Datasets are the top-level containers that you use to organize your BigQuery tables and views. They frequently map to schemas in standard relational databases and data warehouses.
Datasets are scoped to your Cloud project. When you reference a table from the command line, in SQL queries, or in code, you refer to it as follows:
A dataset is bound to a location. The dataset locations are as follows:
- Regional: A specific geographic place, such as London.
- Multi-regional: A large geographic area, such as the United States, that contains two or more geographic places.
You can only set the location for a dataset at the time of its creation. A query can contain tables or views from different datasets in the same location.
Using these multiple scopes (project, dataset, table, and location) can help you structure your information logically and geographically.

Working data:
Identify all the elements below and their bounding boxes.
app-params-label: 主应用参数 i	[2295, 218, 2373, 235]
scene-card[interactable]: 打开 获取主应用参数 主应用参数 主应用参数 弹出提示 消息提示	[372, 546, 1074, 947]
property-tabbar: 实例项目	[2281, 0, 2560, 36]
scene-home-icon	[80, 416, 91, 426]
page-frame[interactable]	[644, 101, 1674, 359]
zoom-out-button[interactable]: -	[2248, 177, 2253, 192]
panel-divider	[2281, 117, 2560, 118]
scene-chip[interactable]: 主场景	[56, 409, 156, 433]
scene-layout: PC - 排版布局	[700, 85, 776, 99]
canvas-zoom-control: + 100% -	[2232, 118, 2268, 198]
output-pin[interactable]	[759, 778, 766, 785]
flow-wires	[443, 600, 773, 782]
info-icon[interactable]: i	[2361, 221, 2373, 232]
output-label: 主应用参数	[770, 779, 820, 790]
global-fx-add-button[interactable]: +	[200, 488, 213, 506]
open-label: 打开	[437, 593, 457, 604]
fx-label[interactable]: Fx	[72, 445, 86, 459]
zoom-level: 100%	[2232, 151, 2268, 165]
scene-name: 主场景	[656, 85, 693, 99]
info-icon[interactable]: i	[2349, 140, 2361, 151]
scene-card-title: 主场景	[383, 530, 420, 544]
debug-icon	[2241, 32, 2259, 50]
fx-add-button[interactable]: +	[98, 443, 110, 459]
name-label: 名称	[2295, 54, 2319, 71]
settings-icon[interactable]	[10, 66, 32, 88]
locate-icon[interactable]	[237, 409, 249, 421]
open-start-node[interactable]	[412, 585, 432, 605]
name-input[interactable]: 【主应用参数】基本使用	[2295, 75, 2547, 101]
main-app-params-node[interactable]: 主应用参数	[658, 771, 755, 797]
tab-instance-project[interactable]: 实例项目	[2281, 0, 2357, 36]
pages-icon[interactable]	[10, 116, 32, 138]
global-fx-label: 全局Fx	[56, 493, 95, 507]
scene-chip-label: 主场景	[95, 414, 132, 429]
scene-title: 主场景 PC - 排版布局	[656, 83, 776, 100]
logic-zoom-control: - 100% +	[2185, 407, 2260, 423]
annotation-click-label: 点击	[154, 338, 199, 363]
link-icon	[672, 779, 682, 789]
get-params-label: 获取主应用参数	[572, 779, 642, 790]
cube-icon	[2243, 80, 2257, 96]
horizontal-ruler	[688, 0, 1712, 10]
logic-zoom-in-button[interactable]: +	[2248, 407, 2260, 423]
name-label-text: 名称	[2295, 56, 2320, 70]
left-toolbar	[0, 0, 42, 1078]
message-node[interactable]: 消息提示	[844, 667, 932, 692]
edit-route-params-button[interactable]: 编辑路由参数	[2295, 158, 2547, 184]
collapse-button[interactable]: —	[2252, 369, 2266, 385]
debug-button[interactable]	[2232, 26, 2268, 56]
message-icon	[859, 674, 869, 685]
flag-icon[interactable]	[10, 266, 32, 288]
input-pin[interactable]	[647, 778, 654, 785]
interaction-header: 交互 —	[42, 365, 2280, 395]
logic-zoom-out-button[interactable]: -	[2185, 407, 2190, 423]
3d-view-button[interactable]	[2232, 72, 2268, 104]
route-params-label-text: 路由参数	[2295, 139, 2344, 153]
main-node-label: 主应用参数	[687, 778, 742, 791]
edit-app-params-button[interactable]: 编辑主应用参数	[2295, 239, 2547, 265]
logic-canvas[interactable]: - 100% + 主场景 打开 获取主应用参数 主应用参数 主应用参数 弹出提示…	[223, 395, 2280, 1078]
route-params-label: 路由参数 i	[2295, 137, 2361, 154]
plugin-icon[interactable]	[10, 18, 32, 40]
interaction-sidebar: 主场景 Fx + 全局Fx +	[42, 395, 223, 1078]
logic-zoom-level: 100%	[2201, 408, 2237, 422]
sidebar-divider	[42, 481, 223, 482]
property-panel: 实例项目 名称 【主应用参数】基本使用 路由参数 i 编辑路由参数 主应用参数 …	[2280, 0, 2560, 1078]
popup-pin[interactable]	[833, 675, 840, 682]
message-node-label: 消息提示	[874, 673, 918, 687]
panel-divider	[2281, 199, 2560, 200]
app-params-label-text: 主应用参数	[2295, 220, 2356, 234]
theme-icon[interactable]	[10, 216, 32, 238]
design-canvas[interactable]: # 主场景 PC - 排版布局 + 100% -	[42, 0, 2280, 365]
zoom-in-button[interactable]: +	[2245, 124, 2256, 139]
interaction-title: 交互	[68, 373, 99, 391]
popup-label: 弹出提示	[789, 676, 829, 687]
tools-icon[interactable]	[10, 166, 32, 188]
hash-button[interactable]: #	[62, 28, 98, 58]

The tasks:
• A. Could you quote the passage on BigQuery datasets, starting at "Datasets are the" and ending at "and data warehouses."?
• B. Can you put the entries into a numbered list, starting at their first line and ending at the line containing "416, 91, 426]", and skip any blank lines?
The passage on BigQuery datasets and the entries are unrelated to each other.

Answers in order:
• A.
Datasets are the top-level containers that you use to organize your BigQuery tables and views. They frequently map to schemas in standard relational databases and data warehouses.

• B.
1. Identify all the elements below and their bounding boxes.
2. app-params-label: 主应用参数 i	[2295, 218, 2373, 235]
3. scene-card[interactable]: 打开 获取主应用参数 主应用参数 主应用参数 弹出提示 消息提示	[372, 546, 1074, 947]
4. property-tabbar: 实例项目	[2281, 0, 2560, 36]
5. scene-home-icon	[80, 416, 91, 426]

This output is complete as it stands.